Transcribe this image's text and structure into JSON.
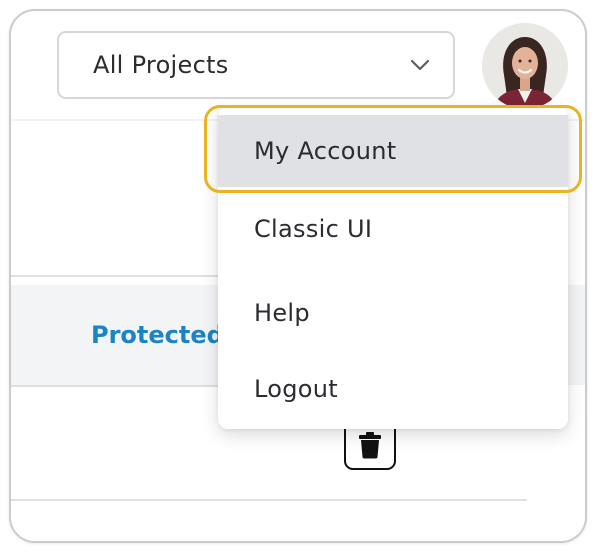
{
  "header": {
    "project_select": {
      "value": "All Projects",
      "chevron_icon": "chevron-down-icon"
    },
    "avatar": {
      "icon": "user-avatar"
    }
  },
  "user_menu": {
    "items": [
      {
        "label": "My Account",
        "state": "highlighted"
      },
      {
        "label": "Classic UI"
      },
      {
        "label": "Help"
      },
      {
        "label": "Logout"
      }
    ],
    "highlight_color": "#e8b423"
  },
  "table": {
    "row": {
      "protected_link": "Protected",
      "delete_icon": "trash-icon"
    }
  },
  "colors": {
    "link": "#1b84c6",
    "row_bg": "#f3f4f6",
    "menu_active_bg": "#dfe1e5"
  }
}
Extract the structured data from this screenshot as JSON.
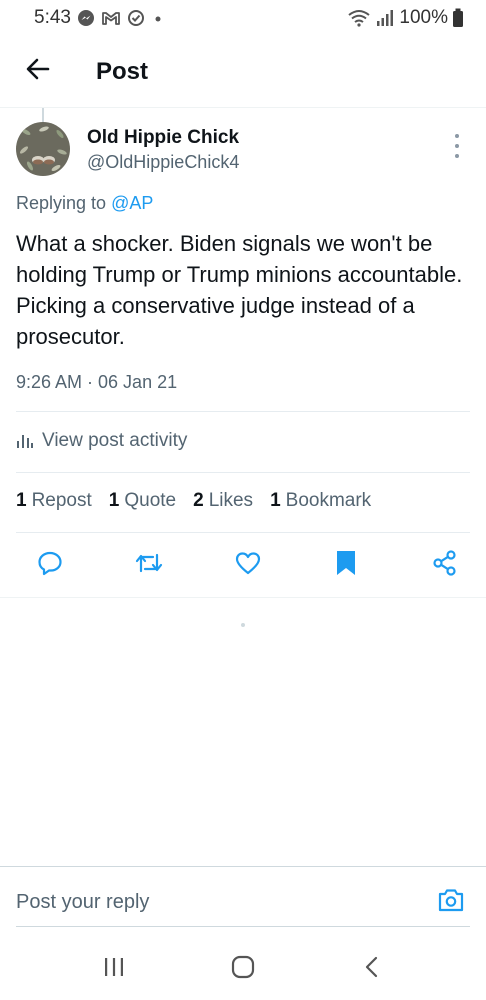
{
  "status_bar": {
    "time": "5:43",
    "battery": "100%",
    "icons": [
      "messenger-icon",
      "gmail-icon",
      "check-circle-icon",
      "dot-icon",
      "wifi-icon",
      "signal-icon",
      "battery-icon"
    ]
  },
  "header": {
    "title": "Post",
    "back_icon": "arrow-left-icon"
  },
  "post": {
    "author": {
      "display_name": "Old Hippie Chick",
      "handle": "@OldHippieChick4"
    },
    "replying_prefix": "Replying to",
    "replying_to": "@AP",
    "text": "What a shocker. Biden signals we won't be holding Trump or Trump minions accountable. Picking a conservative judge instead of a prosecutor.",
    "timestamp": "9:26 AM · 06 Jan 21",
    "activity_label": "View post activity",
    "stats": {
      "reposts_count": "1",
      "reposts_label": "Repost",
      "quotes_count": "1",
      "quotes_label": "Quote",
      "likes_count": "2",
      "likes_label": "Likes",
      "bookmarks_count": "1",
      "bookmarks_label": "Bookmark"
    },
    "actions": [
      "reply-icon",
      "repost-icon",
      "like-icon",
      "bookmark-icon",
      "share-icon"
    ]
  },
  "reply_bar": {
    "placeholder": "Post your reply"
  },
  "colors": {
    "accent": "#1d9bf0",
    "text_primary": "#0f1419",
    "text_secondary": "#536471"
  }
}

• Aim of the task:
Working from the lines above, reproduce the material exactly and exclude its pictures.

• Worked answer:
Transcribe this image's text and structure into JSON.
{
  "header": {
    "project_select": {
      "value": "All Projects",
      "chevron_icon": "chevron-down-icon"
    },
    "avatar": {
      "icon": "user-avatar"
    }
  },
  "user_menu": {
    "items": [
      {
        "label": "My Account",
        "state": "highlighted"
      },
      {
        "label": "Classic UI"
      },
      {
        "label": "Help"
      },
      {
        "label": "Logout"
      }
    ],
    "highlight_color": "#e8b423"
  },
  "table": {
    "row": {
      "protected_link": "Protected",
      "delete_icon": "trash-icon"
    }
  },
  "colors": {
    "link": "#1b84c6",
    "row_bg": "#f3f4f6",
    "menu_active_bg": "#dfe1e5"
  }
}
Extract the structured data from this screenshot as JSON.
{
  "status_bar": {
    "time": "5:43",
    "battery": "100%",
    "icons": [
      "messenger-icon",
      "gmail-icon",
      "check-circle-icon",
      "dot-icon",
      "wifi-icon",
      "signal-icon",
      "battery-icon"
    ]
  },
  "header": {
    "title": "Post",
    "back_icon": "arrow-left-icon"
  },
  "post": {
    "author": {
      "display_name": "Old Hippie Chick",
      "handle": "@OldHippieChick4"
    },
    "replying_prefix": "Replying to",
    "replying_to": "@AP",
    "text": "What a shocker. Biden signals we won't be holding Trump or Trump minions accountable. Picking a conservative judge instead of a prosecutor.",
    "timestamp": "9:26 AM · 06 Jan 21",
    "activity_label": "View post activity",
    "stats": {
      "reposts_count": "1",
      "reposts_label": "Repost",
      "quotes_count": "1",
      "quotes_label": "Quote",
      "likes_count": "2",
      "likes_label": "Likes",
      "bookmarks_count": "1",
      "bookmarks_label": "Bookmark"
    },
    "actions": [
      "reply-icon",
      "repost-icon",
      "like-icon",
      "bookmark-icon",
      "share-icon"
    ]
  },
  "reply_bar": {
    "placeholder": "Post your reply"
  },
  "colors": {
    "accent": "#1d9bf0",
    "text_primary": "#0f1419",
    "text_secondary": "#536471"
  }
}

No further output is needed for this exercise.